**What the task requires:**
Copy out every line exactly, passing over the pictures.
[begin Information shown]
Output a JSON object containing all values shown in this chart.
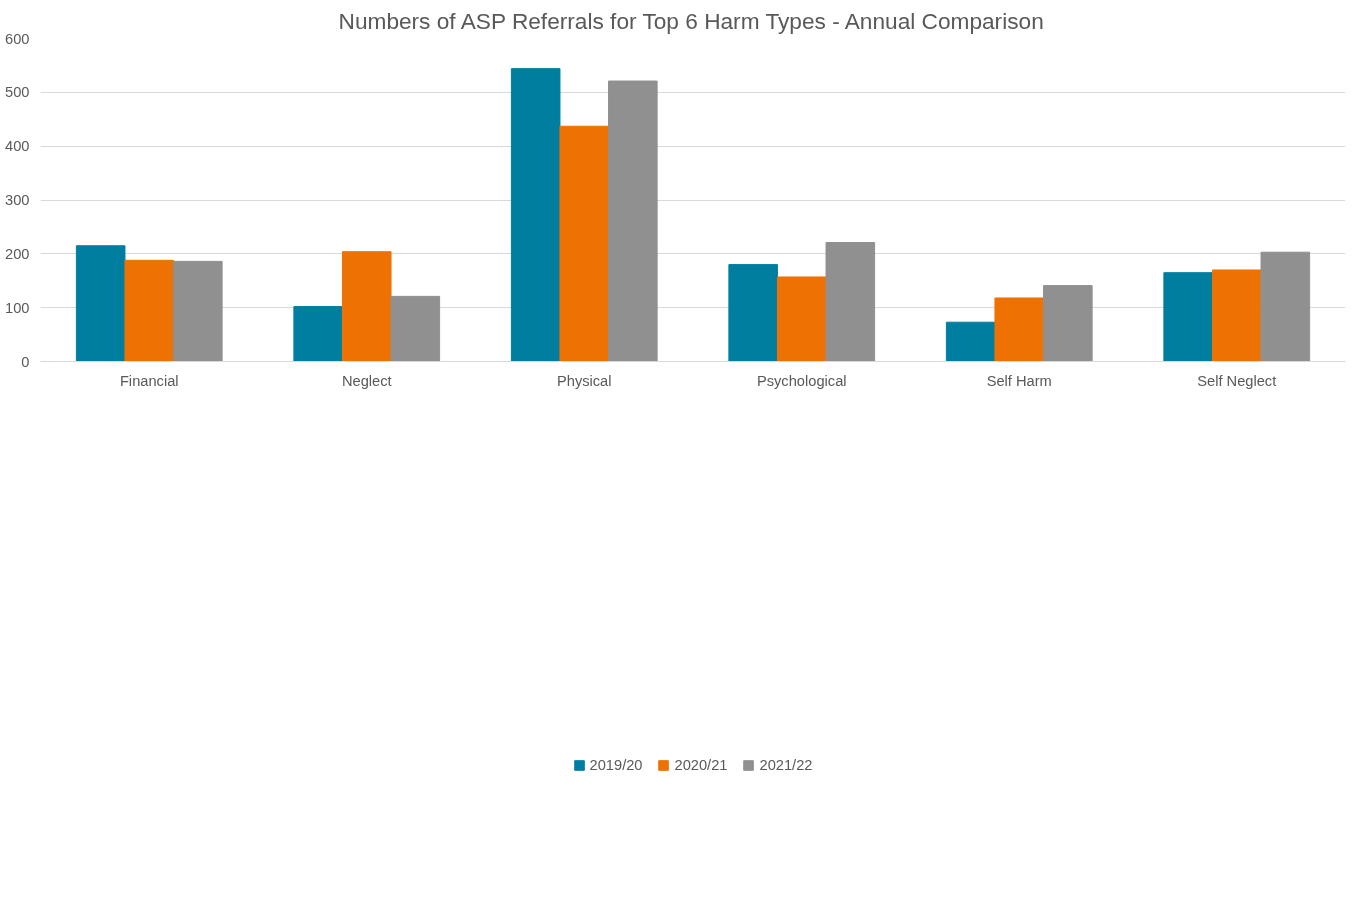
{
  "chart_data": {
    "type": "bar",
    "title": "Numbers of ASP Referrals for Top 6 Harm Types - Annual Comparison",
    "categories": [
      "Financial",
      "Neglect",
      "Physical",
      "Psychological",
      "Self Harm",
      "Self Neglect"
    ],
    "series": [
      {
        "name": "2019/20",
        "color": "#007ea0",
        "values": [
          215,
          102,
          544,
          180,
          73,
          165
        ]
      },
      {
        "name": "2020/21",
        "color": "#ed7203",
        "values": [
          188,
          204,
          437,
          157,
          118,
          170
        ]
      },
      {
        "name": "2021/22",
        "color": "#8f908f",
        "values": [
          186,
          121,
          521,
          221,
          141,
          203
        ]
      }
    ],
    "ylim": [
      0,
      600
    ],
    "yticks": [
      0,
      100,
      200,
      300,
      400,
      500,
      600
    ],
    "grid": "y",
    "legend": "bottom"
  }
}
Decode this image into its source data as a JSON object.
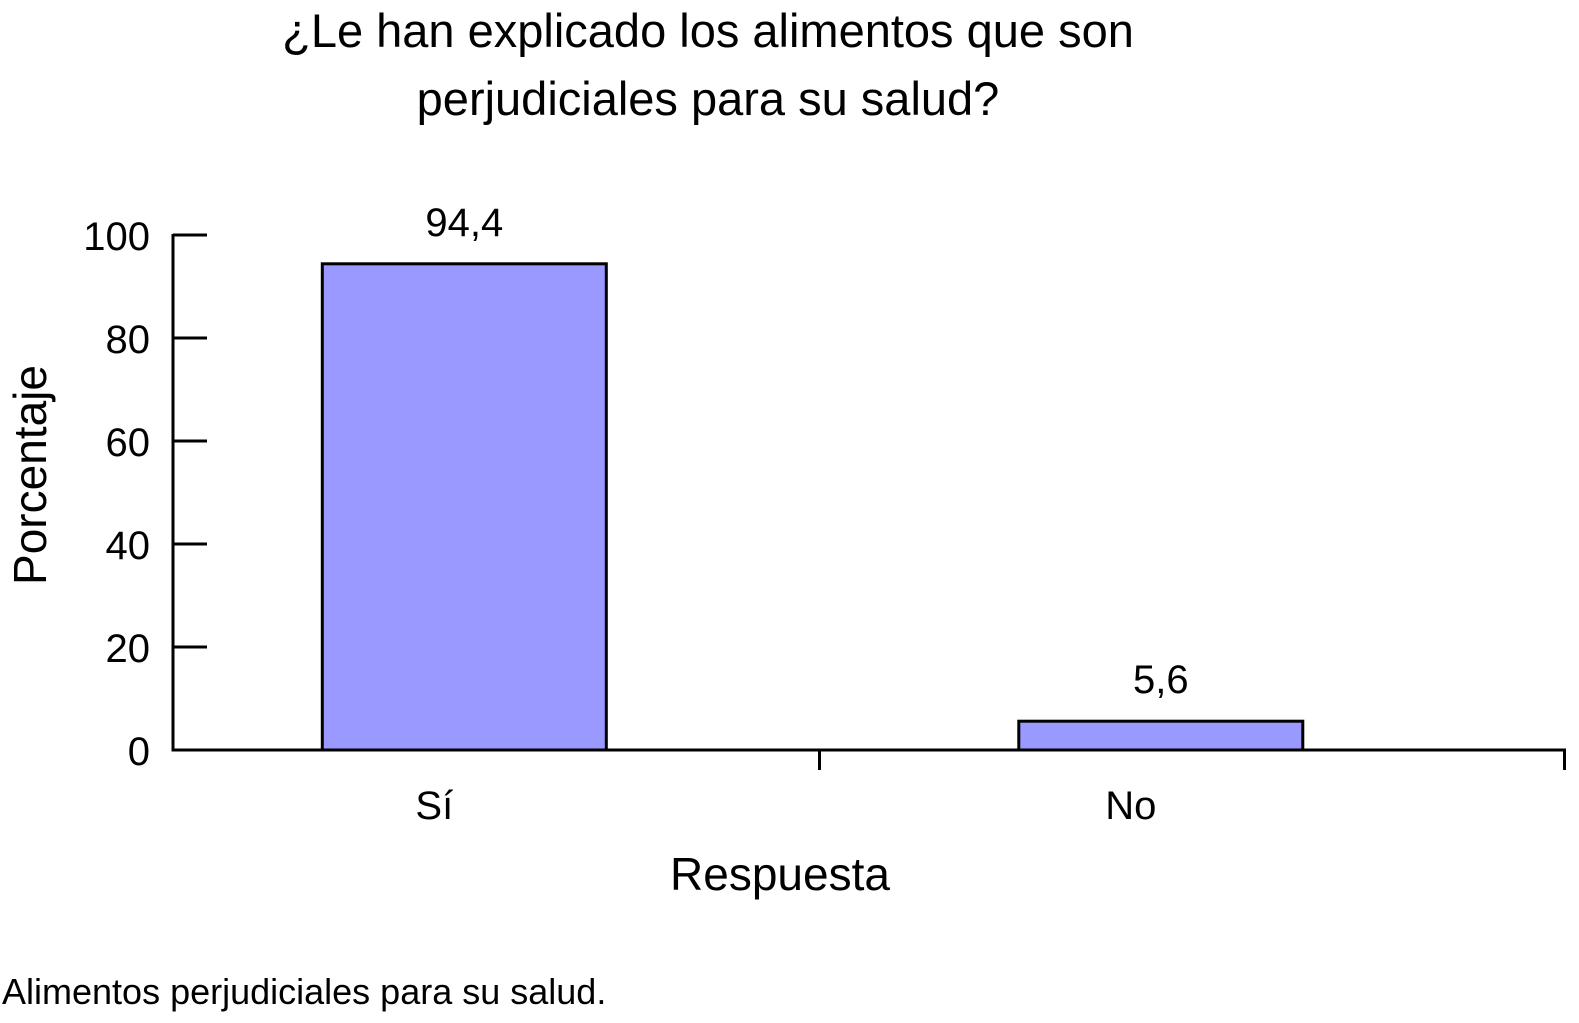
{
  "chart_data": {
    "type": "bar",
    "title_lines": [
      "¿Le han explicado los alimentos que son",
      "perjudiciales para su salud?"
    ],
    "categories": [
      "Sí",
      "No"
    ],
    "values": [
      94.4,
      5.6
    ],
    "data_labels": [
      "94,4",
      "5,6"
    ],
    "xlabel": "Respuesta",
    "ylabel": "Porcentaje",
    "ylim": [
      0,
      100
    ],
    "yticks": [
      0,
      20,
      40,
      60,
      80,
      100
    ],
    "bar_color": "#9999ff",
    "bar_edge_color": "#000000",
    "grid": false,
    "legend": "none"
  },
  "caption": "Alimentos perjudiciales para su salud."
}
[end Information shown]
**Exercise response:**
Output a JSON object containing all values shown in this chart.
{
  "chart_data": {
    "type": "bar",
    "title": "Numbers of ASP Referrals for Top 6 Harm Types - Annual Comparison",
    "categories": [
      "Financial",
      "Neglect",
      "Physical",
      "Psychological",
      "Self Harm",
      "Self Neglect"
    ],
    "series": [
      {
        "name": "2019/20",
        "color": "#007ea0",
        "values": [
          215,
          102,
          544,
          180,
          73,
          165
        ]
      },
      {
        "name": "2020/21",
        "color": "#ed7203",
        "values": [
          188,
          204,
          437,
          157,
          118,
          170
        ]
      },
      {
        "name": "2021/22",
        "color": "#8f908f",
        "values": [
          186,
          121,
          521,
          221,
          141,
          203
        ]
      }
    ],
    "ylim": [
      0,
      600
    ],
    "yticks": [
      0,
      100,
      200,
      300,
      400,
      500,
      600
    ],
    "grid": "y",
    "legend": "bottom"
  }
}
Decode this image into its source data as a JSON object.
{
  "chart_data": {
    "type": "bar",
    "title_lines": [
      "¿Le han explicado los alimentos que son",
      "perjudiciales para su salud?"
    ],
    "categories": [
      "Sí",
      "No"
    ],
    "values": [
      94.4,
      5.6
    ],
    "data_labels": [
      "94,4",
      "5,6"
    ],
    "xlabel": "Respuesta",
    "ylabel": "Porcentaje",
    "ylim": [
      0,
      100
    ],
    "yticks": [
      0,
      20,
      40,
      60,
      80,
      100
    ],
    "bar_color": "#9999ff",
    "bar_edge_color": "#000000",
    "grid": false,
    "legend": "none"
  },
  "caption": "Alimentos perjudiciales para su salud."
}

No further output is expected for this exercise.